## To do
Please give the entries from the start through the one containing "prop-label: STEP_MODEL xyxy=(793,392,1103,419)", both ends included, as a numbered list with blank lines left out.

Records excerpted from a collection
◇ ◇ ◇ ◇
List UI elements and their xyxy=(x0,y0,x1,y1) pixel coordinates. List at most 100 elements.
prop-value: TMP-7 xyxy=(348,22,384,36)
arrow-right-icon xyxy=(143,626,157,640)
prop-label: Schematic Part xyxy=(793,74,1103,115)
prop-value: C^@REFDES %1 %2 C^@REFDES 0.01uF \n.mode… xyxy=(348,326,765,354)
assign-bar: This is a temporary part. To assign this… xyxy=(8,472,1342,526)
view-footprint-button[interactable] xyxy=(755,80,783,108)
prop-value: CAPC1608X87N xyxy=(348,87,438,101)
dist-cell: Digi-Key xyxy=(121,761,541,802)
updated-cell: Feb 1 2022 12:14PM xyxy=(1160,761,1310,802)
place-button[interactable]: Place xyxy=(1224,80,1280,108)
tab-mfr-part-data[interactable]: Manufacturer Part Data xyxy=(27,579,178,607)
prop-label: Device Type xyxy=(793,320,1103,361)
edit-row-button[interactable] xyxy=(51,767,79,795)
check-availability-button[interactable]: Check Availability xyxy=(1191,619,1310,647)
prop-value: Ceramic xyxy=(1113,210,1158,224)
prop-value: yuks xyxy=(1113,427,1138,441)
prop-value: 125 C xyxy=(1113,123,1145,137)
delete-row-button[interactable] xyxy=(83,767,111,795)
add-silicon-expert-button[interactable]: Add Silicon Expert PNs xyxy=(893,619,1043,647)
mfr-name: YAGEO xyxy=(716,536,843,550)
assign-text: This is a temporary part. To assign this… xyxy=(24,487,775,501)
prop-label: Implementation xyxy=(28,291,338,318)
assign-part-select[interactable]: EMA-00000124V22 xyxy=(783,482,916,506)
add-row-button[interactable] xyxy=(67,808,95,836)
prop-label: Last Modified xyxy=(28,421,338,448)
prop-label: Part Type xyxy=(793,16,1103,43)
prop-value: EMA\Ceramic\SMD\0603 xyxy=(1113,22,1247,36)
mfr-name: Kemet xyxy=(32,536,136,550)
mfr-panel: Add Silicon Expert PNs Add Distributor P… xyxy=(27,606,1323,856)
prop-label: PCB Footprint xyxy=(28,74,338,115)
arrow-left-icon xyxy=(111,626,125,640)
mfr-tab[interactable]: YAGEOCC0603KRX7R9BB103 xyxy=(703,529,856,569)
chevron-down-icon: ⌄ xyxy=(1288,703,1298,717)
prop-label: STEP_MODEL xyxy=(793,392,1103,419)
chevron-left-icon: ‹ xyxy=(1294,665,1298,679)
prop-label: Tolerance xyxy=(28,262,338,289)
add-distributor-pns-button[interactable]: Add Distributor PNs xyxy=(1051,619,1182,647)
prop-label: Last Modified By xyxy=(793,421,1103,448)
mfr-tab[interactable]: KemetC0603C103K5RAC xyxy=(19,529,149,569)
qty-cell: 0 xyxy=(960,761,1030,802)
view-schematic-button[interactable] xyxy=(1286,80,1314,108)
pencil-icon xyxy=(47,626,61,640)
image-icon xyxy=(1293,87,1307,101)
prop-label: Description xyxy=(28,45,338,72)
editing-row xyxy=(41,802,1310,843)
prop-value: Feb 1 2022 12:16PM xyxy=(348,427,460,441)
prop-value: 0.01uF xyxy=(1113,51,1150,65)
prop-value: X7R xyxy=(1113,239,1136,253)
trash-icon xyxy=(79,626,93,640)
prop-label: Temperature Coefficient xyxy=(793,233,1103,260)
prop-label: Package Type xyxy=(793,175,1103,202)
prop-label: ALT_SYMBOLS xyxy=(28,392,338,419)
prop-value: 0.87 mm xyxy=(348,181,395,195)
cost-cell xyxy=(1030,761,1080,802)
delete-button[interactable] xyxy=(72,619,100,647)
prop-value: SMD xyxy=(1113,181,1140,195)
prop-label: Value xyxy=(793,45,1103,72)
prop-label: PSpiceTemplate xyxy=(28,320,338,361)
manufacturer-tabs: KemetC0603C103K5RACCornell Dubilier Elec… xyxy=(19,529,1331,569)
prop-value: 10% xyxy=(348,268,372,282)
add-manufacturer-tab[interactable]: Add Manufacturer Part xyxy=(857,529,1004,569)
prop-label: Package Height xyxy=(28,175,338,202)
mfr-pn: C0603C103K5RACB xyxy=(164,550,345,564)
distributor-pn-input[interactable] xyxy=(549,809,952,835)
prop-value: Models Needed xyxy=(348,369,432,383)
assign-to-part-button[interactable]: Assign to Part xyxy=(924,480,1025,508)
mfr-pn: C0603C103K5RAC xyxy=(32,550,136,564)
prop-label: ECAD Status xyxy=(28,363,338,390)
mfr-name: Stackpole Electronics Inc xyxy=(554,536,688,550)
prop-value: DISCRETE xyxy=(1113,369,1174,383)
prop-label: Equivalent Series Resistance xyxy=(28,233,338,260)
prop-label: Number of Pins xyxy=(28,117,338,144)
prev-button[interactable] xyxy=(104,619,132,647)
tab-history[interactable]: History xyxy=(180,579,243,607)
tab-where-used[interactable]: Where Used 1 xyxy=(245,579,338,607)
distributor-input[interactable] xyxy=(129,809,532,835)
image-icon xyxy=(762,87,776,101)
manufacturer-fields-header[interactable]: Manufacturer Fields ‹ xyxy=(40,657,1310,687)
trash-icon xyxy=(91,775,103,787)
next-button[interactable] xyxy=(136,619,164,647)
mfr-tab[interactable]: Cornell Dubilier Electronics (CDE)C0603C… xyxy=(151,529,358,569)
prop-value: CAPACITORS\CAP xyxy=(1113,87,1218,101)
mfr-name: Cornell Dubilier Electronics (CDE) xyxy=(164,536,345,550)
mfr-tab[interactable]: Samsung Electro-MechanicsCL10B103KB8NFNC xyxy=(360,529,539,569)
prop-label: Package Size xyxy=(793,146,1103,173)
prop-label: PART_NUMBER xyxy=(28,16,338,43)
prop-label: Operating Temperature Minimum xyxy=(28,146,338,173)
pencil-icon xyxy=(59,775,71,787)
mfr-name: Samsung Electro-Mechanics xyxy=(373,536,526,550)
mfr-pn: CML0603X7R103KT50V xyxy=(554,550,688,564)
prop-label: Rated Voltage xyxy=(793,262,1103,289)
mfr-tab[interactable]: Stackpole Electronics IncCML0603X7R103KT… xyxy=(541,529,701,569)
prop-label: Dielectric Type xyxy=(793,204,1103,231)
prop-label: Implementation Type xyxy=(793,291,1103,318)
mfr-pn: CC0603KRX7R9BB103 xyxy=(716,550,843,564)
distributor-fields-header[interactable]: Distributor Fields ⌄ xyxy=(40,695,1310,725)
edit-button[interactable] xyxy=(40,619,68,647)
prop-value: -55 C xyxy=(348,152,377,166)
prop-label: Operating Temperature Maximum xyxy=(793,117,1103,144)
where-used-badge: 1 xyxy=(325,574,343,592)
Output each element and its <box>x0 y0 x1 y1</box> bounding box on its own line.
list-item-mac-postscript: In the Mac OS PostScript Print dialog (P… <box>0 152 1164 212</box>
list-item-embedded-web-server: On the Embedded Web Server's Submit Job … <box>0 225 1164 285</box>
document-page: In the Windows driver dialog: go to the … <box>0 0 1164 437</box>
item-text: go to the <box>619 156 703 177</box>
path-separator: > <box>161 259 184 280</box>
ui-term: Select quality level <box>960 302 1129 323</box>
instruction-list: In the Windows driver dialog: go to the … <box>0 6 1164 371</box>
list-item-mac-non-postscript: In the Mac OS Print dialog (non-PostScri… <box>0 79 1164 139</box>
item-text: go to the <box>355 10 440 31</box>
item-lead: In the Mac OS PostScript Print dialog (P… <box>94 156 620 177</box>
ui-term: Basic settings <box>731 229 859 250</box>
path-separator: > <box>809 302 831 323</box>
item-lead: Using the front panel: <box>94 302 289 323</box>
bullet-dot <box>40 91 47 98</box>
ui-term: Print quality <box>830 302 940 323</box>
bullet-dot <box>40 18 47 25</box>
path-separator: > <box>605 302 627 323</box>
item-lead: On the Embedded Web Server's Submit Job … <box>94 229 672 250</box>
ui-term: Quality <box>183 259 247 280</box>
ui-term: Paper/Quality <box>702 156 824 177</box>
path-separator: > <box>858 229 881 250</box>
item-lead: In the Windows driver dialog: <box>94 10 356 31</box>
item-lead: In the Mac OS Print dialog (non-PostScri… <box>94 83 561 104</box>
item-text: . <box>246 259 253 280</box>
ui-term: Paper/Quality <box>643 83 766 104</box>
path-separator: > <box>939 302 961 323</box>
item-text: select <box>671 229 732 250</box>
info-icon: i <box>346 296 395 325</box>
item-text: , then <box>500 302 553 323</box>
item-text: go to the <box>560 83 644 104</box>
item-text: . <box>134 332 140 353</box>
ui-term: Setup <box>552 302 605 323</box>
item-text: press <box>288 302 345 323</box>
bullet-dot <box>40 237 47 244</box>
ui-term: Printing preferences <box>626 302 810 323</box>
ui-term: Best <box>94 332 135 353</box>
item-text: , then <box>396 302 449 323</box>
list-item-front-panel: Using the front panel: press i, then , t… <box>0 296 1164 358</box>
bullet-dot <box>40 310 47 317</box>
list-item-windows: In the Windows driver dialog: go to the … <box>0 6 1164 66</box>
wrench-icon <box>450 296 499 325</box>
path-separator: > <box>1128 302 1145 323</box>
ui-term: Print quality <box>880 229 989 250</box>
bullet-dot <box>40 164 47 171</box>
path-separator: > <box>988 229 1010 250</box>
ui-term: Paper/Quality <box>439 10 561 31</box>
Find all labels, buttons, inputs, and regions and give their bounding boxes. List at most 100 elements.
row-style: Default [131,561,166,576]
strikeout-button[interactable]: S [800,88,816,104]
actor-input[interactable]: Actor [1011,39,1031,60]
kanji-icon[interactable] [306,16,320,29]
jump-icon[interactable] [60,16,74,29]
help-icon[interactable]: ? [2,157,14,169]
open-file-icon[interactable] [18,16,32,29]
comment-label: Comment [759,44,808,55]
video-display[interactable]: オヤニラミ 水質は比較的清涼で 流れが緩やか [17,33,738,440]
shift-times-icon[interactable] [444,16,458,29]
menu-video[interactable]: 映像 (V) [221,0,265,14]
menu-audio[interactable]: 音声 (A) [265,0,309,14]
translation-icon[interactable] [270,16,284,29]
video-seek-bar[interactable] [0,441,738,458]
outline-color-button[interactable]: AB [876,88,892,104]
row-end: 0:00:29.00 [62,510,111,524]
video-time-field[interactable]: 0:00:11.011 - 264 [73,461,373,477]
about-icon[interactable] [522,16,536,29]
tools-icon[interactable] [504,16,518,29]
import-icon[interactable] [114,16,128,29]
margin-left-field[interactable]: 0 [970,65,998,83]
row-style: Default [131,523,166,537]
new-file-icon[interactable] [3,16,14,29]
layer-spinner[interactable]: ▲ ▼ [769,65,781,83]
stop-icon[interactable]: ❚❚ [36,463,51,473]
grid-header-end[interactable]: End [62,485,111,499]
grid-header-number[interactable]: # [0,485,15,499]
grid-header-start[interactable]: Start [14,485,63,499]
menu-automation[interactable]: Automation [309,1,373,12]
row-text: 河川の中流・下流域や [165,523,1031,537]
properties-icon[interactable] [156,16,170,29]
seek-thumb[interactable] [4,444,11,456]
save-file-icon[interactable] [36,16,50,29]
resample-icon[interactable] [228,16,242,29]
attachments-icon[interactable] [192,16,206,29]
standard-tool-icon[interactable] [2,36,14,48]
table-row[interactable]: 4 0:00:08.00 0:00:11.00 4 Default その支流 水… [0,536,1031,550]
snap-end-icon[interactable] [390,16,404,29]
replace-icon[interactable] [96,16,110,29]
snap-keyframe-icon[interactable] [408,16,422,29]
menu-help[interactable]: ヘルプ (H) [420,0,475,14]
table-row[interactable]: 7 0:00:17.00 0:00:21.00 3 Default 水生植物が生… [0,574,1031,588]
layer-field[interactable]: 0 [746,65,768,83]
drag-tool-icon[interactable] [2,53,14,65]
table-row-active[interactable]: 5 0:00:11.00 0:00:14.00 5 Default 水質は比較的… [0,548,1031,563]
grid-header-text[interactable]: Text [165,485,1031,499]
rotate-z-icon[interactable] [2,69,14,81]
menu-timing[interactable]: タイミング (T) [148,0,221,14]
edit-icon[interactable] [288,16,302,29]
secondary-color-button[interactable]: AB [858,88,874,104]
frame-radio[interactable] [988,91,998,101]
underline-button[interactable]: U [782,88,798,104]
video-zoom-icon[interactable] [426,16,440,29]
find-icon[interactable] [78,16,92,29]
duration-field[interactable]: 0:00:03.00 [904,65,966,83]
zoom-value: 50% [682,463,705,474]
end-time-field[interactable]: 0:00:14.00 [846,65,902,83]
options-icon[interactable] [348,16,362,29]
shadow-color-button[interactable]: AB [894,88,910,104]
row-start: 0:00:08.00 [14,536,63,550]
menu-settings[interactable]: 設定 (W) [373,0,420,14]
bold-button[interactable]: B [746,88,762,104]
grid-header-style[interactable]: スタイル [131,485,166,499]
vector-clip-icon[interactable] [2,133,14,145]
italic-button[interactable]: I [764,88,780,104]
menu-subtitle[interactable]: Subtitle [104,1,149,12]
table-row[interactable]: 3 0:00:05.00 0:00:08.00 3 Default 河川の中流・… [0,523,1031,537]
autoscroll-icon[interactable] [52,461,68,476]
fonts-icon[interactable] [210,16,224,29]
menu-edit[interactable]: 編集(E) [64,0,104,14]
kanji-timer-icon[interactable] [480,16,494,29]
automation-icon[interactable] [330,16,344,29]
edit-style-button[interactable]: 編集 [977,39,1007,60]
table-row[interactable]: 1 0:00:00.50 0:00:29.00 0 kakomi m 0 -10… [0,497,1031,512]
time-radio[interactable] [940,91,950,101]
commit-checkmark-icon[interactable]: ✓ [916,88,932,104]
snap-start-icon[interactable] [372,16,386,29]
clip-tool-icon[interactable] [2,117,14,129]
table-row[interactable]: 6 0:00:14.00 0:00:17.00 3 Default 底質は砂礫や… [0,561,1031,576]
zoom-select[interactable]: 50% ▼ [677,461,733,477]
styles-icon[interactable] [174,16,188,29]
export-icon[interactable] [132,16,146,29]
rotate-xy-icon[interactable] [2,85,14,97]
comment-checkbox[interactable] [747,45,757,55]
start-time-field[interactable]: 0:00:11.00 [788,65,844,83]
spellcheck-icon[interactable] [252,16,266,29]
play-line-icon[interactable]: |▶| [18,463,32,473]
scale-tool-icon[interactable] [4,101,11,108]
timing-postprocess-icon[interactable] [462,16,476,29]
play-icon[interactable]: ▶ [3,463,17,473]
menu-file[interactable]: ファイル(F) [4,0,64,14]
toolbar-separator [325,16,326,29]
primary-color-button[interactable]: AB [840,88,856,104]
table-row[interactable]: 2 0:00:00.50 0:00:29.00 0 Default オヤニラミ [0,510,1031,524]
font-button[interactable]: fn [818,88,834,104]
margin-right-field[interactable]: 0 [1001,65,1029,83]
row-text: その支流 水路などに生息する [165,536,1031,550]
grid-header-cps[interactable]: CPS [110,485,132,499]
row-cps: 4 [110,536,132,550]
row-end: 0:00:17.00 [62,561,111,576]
◇ ◇ ◇ ◇
## Response to this task
1. List UI elements and their xyxy=(x0,y0,x1,y1) pixel coordinates. List at most 100 elements.
2. prop-value: TMP-7 xyxy=(348,22,384,36)
3. arrow-right-icon xyxy=(143,626,157,640)
4. prop-label: Schematic Part xyxy=(793,74,1103,115)
5. prop-value: C^@REFDES %1 %2 C^@REFDES 0.01uF \n.mode… xyxy=(348,326,765,354)
6. assign-bar: This is a temporary part. To assign this… xyxy=(8,472,1342,526)
7. view-footprint-button[interactable] xyxy=(755,80,783,108)
8. prop-value: CAPC1608X87N xyxy=(348,87,438,101)
9. dist-cell: Digi-Key xyxy=(121,761,541,802)
10. updated-cell: Feb 1 2022 12:14PM xyxy=(1160,761,1310,802)
11. place-button[interactable]: Place xyxy=(1224,80,1280,108)
12. tab-mfr-part-data[interactable]: Manufacturer Part Data xyxy=(27,579,178,607)
13. prop-label: Device Type xyxy=(793,320,1103,361)
14. edit-row-button[interactable] xyxy=(51,767,79,795)
15. check-availability-button[interactable]: Check Availability xyxy=(1191,619,1310,647)
16. prop-value: Ceramic xyxy=(1113,210,1158,224)
17. prop-value: yuks xyxy=(1113,427,1138,441)
18. prop-value: 125 C xyxy=(1113,123,1145,137)
19. delete-row-button[interactable] xyxy=(83,767,111,795)
20. add-silicon-expert-button[interactable]: Add Silicon Expert PNs xyxy=(893,619,1043,647)
21. mfr-name: YAGEO xyxy=(716,536,843,550)
22. assign-text: This is a temporary part. To assign this… xyxy=(24,487,775,501)
23. prop-label: Implementation xyxy=(28,291,338,318)
24. assign-part-select[interactable]: EMA-00000124V22 xyxy=(783,482,916,506)
25. add-row-button[interactable] xyxy=(67,808,95,836)
26. prop-label: Last Modified xyxy=(28,421,338,448)
27. prop-label: Part Type xyxy=(793,16,1103,43)
28. prop-value: EMA\Ceramic\SMD\0603 xyxy=(1113,22,1247,36)
29. mfr-name: Kemet xyxy=(32,536,136,550)
30. mfr-panel: Add Silicon Expert PNs Add Distributor P… xyxy=(27,606,1323,856)
31. prop-label: PCB Footprint xyxy=(28,74,338,115)
32. arrow-left-icon xyxy=(111,626,125,640)
33. mfr-tab[interactable]: YAGEOCC0603KRX7R9BB103 xyxy=(703,529,856,569)
34. chevron-down-icon: ⌄ xyxy=(1288,703,1298,717)
35. prop-label: STEP_MODEL xyxy=(793,392,1103,419)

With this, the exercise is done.